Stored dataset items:
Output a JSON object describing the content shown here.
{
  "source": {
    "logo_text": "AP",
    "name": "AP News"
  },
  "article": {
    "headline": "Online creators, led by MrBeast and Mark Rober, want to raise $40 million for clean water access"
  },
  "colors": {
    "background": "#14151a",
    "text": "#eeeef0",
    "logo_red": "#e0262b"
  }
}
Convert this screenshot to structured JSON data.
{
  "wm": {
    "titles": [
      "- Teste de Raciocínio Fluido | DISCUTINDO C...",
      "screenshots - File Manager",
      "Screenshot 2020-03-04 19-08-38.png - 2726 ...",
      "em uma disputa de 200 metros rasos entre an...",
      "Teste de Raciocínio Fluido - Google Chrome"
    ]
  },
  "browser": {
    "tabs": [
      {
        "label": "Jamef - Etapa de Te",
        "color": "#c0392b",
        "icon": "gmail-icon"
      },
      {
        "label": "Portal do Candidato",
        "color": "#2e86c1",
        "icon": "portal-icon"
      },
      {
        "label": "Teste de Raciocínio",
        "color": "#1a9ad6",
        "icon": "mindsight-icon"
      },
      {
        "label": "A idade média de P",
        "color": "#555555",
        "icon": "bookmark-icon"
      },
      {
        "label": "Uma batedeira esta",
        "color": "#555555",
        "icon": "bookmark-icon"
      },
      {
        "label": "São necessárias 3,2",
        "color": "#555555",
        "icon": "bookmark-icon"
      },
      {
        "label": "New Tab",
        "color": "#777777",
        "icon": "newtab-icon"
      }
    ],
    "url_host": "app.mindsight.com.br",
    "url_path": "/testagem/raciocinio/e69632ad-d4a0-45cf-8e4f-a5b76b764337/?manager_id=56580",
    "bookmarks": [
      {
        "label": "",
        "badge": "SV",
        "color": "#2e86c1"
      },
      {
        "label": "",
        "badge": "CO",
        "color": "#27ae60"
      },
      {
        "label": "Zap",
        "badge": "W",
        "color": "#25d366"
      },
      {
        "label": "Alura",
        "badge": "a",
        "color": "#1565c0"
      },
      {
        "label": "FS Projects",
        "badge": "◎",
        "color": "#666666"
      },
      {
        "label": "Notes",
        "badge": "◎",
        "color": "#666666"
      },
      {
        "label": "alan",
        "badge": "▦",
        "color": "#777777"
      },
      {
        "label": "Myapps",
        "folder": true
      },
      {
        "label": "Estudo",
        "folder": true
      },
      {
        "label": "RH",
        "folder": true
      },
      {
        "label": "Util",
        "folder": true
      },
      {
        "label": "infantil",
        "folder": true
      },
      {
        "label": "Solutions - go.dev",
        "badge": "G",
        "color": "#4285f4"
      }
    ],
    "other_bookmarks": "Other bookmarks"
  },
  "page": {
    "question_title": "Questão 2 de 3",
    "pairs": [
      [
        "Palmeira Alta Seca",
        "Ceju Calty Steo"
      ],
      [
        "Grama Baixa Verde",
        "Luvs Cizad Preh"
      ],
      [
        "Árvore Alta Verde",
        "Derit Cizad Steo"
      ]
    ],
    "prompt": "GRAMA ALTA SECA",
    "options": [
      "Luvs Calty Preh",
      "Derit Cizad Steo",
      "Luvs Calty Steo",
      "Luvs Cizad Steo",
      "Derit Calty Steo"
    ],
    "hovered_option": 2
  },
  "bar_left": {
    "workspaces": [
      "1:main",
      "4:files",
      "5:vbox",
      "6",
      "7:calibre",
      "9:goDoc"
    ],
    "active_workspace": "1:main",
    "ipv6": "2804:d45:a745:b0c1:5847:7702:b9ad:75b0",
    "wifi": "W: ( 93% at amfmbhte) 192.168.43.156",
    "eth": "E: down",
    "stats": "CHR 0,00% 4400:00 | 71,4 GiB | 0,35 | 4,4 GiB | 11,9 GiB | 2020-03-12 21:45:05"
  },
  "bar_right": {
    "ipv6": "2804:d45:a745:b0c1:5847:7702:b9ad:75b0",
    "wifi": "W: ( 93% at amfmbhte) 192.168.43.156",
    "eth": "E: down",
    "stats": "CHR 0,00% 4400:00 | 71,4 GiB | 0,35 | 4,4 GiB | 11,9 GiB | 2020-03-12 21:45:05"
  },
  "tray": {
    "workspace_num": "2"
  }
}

▸ **Exercise brief**
Return the whole listing exactly, with every line included.

▸ **The output**
Output a JSON object describing the content shown here.
{
  "source": {
    "logo_text": "AP",
    "name": "AP News"
  },
  "article": {
    "headline": "Online creators, led by MrBeast and Mark Rober, want to raise $40 million for clean water access"
  },
  "colors": {
    "background": "#14151a",
    "text": "#eeeef0",
    "logo_red": "#e0262b"
  }
}
Convert this screenshot to structured JSON data.
{
  "wm": {
    "titles": [
      "- Teste de Raciocínio Fluido | DISCUTINDO C...",
      "screenshots - File Manager",
      "Screenshot 2020-03-04 19-08-38.png - 2726 ...",
      "em uma disputa de 200 metros rasos entre an...",
      "Teste de Raciocínio Fluido - Google Chrome"
    ]
  },
  "browser": {
    "tabs": [
      {
        "label": "Jamef - Etapa de Te",
        "color": "#c0392b",
        "icon": "gmail-icon"
      },
      {
        "label": "Portal do Candidato",
        "color": "#2e86c1",
        "icon": "portal-icon"
      },
      {
        "label": "Teste de Raciocínio",
        "color": "#1a9ad6",
        "icon": "mindsight-icon"
      },
      {
        "label": "A idade média de P",
        "color": "#555555",
        "icon": "bookmark-icon"
      },
      {
        "label": "Uma batedeira esta",
        "color": "#555555",
        "icon": "bookmark-icon"
      },
      {
        "label": "São necessárias 3,2",
        "color": "#555555",
        "icon": "bookmark-icon"
      },
      {
        "label": "New Tab",
        "color": "#777777",
        "icon": "newtab-icon"
      }
    ],
    "url_host": "app.mindsight.com.br",
    "url_path": "/testagem/raciocinio/e69632ad-d4a0-45cf-8e4f-a5b76b764337/?manager_id=56580",
    "bookmarks": [
      {
        "label": "",
        "badge": "SV",
        "color": "#2e86c1"
      },
      {
        "label": "",
        "badge": "CO",
        "color": "#27ae60"
      },
      {
        "label": "Zap",
        "badge": "W",
        "color": "#25d366"
      },
      {
        "label": "Alura",
        "badge": "a",
        "color": "#1565c0"
      },
      {
        "label": "FS Projects",
        "badge": "◎",
        "color": "#666666"
      },
      {
        "label": "Notes",
        "badge": "◎",
        "color": "#666666"
      },
      {
        "label": "alan",
        "badge": "▦",
        "color": "#777777"
      },
      {
        "label": "Myapps",
        "folder": true
      },
      {
        "label": "Estudo",
        "folder": true
      },
      {
        "label": "RH",
        "folder": true
      },
      {
        "label": "Util",
        "folder": true
      },
      {
        "label": "infantil",
        "folder": true
      },
      {
        "label": "Solutions - go.dev",
        "badge": "G",
        "color": "#4285f4"
      }
    ],
    "other_bookmarks": "Other bookmarks"
  },
  "page": {
    "question_title": "Questão 2 de 3",
    "pairs": [
      [
        "Palmeira Alta Seca",
        "Ceju Calty Steo"
      ],
      [
        "Grama Baixa Verde",
        "Luvs Cizad Preh"
      ],
      [
        "Árvore Alta Verde",
        "Derit Cizad Steo"
      ]
    ],
    "prompt": "GRAMA ALTA SECA",
    "options": [
      "Luvs Calty Preh",
      "Derit Cizad Steo",
      "Luvs Calty Steo",
      "Luvs Cizad Steo",
      "Derit Calty Steo"
    ],
    "hovered_option": 2
  },
  "bar_left": {
    "workspaces": [
      "1:main",
      "4:files",
      "5:vbox",
      "6",
      "7:calibre",
      "9:goDoc"
    ],
    "active_workspace": "1:main",
    "ipv6": "2804:d45:a745:b0c1:5847:7702:b9ad:75b0",
    "wifi": "W: ( 93% at amfmbhte) 192.168.43.156",
    "eth": "E: down",
    "stats": "CHR 0,00% 4400:00 | 71,4 GiB | 0,35 | 4,4 GiB | 11,9 GiB | 2020-03-12 21:45:05"
  },
  "bar_right": {
    "ipv6": "2804:d45:a745:b0c1:5847:7702:b9ad:75b0",
    "wifi": "W: ( 93% at amfmbhte) 192.168.43.156",
    "eth": "E: down",
    "stats": "CHR 0,00% 4400:00 | 71,4 GiB | 0,35 | 4,4 GiB | 11,9 GiB | 2020-03-12 21:45:05"
  },
  "tray": {
    "workspace_num": "2"
  }
}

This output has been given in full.